Repeat the lines of the data listing from the line with "List each element" up to and including the line with "x-tick-label: 06-14 (981, 489, 995, 522)", swapping "x-tick-label" for "date-label" and leaving everything else the same.

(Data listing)
^^^^^^^^

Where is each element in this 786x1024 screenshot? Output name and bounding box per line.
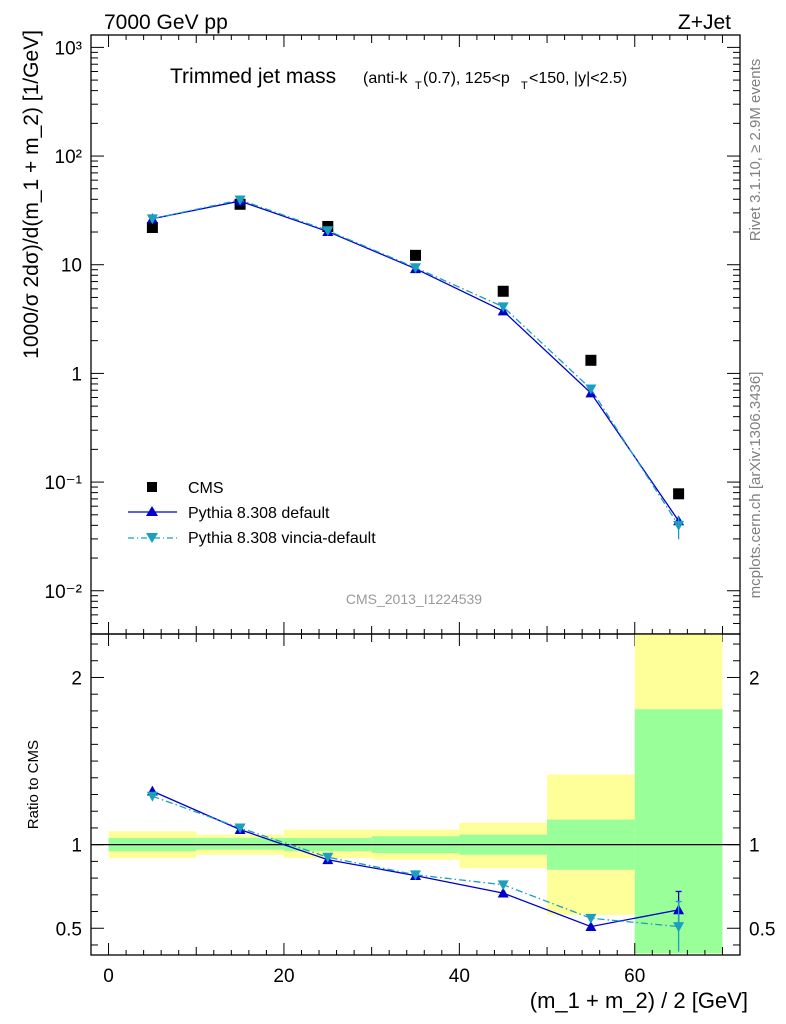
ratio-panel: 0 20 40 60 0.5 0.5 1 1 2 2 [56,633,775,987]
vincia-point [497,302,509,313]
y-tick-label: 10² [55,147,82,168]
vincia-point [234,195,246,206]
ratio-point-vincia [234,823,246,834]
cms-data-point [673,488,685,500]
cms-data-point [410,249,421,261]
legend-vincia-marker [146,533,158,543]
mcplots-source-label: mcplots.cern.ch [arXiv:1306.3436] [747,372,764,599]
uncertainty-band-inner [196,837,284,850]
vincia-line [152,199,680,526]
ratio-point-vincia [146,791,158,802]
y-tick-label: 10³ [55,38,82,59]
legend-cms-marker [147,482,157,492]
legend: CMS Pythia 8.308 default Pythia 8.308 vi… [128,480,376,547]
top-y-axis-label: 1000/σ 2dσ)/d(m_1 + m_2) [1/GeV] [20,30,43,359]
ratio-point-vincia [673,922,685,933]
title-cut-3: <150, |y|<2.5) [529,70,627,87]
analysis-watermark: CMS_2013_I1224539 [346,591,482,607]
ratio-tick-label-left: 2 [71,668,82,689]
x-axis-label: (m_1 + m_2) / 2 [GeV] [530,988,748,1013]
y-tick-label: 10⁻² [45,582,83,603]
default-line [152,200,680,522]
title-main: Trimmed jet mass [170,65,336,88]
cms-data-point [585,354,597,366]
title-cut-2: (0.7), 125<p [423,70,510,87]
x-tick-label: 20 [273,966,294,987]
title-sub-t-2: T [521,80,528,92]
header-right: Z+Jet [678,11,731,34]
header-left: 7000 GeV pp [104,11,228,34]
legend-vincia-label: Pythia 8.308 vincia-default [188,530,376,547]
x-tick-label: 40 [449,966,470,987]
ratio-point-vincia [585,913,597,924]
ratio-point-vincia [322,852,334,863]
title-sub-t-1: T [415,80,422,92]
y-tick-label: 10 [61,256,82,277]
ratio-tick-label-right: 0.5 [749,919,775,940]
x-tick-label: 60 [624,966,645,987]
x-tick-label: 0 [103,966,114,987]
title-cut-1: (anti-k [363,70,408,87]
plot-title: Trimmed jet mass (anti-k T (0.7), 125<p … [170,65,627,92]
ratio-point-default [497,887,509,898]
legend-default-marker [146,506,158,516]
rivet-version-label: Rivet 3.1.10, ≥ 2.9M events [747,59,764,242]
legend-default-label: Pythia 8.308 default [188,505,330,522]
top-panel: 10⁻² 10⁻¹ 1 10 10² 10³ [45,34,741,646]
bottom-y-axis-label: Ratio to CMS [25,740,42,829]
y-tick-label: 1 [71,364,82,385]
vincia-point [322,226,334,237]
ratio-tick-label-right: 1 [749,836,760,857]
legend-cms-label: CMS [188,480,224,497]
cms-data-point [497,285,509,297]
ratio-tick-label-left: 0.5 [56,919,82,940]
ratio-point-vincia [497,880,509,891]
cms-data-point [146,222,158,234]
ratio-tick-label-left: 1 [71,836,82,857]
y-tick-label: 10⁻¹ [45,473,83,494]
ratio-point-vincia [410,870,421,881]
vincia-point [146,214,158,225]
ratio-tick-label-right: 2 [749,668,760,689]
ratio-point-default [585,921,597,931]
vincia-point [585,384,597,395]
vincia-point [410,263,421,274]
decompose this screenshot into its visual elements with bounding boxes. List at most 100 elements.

^^^^^^^^

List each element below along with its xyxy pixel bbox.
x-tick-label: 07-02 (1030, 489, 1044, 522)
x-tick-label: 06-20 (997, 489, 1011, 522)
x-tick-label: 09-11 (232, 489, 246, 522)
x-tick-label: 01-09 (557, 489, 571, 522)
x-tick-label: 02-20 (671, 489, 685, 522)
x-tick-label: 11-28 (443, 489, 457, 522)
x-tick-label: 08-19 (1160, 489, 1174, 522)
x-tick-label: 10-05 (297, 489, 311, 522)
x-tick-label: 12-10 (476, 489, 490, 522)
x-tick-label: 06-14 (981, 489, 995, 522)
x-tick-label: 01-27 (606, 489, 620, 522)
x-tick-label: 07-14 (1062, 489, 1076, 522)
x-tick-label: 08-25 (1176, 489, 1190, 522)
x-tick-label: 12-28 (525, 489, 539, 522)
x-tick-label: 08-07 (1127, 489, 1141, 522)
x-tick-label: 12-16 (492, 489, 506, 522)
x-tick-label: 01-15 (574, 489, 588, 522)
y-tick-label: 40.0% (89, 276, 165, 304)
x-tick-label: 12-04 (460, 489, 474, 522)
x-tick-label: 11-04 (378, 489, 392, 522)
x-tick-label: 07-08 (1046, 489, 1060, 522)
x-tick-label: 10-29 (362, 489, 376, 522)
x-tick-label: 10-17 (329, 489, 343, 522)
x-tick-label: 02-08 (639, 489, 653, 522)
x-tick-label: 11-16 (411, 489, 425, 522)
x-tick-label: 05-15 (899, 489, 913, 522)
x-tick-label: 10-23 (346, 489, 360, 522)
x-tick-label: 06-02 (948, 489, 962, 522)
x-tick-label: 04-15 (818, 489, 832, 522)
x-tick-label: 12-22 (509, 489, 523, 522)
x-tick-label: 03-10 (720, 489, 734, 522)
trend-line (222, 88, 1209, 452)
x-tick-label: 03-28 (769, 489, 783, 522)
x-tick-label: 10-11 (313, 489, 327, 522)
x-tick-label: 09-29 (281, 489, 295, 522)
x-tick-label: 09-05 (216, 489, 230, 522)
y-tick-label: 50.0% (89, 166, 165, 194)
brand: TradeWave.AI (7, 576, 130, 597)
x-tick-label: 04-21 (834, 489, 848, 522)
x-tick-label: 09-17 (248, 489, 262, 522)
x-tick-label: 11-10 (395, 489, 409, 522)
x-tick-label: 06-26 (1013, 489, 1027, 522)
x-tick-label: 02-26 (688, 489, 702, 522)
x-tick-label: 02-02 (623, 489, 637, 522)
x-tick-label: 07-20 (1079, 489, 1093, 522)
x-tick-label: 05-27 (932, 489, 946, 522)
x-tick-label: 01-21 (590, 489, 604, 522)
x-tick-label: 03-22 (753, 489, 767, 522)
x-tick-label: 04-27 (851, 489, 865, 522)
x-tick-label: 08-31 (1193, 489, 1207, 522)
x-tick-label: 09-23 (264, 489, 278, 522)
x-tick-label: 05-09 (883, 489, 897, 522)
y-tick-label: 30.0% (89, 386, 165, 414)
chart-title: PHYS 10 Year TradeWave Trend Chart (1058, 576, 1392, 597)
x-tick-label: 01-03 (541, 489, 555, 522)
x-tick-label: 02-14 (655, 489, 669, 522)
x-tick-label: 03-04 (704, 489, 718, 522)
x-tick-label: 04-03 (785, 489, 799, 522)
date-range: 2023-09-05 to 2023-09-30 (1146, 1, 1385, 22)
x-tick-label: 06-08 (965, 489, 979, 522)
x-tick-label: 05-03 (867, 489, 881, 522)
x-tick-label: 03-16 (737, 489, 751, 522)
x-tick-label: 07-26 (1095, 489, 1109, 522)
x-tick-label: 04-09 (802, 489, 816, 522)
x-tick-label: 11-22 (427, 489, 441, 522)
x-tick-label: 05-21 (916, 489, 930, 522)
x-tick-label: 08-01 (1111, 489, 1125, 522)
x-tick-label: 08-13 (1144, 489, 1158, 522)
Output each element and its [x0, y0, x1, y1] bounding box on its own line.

^^^^^^^^

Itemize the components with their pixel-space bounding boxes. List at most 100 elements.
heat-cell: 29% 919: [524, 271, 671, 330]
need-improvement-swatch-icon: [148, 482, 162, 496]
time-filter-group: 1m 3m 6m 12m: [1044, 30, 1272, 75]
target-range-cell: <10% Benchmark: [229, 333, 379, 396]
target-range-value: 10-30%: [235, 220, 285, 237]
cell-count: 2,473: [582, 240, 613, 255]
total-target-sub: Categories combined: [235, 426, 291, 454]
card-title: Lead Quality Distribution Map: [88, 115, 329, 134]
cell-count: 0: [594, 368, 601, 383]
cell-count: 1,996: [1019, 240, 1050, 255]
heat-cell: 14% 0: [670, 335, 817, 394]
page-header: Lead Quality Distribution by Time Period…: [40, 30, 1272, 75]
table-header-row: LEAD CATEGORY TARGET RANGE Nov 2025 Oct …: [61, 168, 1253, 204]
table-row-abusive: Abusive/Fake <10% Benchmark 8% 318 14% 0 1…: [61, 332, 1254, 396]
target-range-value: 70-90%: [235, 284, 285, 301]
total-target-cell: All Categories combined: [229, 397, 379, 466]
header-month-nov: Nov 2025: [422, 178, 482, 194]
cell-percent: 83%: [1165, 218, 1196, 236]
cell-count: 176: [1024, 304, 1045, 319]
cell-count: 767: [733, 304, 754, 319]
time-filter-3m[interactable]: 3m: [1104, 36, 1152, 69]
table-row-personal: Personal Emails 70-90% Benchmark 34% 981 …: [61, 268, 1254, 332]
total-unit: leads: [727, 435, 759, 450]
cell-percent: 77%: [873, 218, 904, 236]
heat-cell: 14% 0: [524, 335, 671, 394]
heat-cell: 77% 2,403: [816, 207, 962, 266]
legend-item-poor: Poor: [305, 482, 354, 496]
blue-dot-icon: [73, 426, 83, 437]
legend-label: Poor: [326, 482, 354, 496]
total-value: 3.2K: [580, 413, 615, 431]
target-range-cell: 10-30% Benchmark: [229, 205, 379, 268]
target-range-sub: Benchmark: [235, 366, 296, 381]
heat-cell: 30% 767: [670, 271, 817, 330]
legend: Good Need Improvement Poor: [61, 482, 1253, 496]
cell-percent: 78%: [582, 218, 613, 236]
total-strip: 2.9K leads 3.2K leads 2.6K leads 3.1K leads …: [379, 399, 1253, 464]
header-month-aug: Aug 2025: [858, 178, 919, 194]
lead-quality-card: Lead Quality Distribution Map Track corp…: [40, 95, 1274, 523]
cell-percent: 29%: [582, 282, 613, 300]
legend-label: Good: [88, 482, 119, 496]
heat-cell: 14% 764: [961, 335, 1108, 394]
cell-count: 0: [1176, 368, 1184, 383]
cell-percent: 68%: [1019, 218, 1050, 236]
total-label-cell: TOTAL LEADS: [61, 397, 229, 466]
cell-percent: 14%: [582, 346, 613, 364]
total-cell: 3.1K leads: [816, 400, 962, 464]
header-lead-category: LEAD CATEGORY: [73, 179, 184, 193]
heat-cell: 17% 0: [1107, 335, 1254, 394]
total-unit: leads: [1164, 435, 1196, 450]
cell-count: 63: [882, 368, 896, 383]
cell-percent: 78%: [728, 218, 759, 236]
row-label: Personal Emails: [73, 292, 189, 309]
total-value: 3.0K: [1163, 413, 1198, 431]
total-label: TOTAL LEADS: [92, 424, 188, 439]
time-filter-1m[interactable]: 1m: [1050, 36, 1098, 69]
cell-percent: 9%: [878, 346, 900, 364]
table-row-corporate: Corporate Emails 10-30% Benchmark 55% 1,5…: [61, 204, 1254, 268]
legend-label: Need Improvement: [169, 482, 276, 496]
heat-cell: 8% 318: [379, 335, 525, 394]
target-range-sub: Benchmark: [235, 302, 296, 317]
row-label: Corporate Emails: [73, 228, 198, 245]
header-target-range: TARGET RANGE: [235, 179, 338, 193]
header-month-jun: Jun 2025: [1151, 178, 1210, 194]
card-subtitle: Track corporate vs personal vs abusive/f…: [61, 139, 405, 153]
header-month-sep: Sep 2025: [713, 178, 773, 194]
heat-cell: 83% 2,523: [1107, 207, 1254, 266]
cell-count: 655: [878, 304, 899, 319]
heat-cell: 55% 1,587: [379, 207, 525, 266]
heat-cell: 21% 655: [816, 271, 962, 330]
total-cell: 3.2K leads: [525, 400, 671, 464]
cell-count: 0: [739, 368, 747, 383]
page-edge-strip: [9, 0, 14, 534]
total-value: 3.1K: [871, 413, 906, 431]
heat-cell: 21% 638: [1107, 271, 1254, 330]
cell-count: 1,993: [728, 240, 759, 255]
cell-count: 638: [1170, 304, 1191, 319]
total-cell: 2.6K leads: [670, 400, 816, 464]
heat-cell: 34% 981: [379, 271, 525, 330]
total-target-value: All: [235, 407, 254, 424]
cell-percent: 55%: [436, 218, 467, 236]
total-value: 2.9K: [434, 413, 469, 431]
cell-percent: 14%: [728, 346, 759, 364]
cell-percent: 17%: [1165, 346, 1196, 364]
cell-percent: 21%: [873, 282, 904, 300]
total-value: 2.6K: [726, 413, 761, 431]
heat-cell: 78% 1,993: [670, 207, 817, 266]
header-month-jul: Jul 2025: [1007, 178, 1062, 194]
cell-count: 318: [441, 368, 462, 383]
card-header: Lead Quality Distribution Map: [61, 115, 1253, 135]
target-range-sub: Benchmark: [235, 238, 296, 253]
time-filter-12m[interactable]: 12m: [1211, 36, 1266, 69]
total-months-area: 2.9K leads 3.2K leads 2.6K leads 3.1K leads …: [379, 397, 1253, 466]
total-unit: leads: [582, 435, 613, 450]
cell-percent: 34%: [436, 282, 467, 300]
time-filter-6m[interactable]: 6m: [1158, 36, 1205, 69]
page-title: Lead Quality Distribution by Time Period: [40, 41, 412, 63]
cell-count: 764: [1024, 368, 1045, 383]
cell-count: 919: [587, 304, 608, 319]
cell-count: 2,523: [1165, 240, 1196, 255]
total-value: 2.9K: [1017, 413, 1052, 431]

^^^^^^^^

__Response below__:
List each element below along with its xyxy pixel bbox.
date-label: 07-02 (1030, 489, 1044, 522)
date-label: 06-20 (997, 489, 1011, 522)
date-label: 09-11 (232, 489, 246, 522)
date-label: 01-09 (557, 489, 571, 522)
date-label: 02-20 (671, 489, 685, 522)
date-label: 11-28 (443, 489, 457, 522)
date-label: 08-19 (1160, 489, 1174, 522)
date-label: 10-05 (297, 489, 311, 522)
date-label: 12-10 (476, 489, 490, 522)
date-label: 06-14 (981, 489, 995, 522)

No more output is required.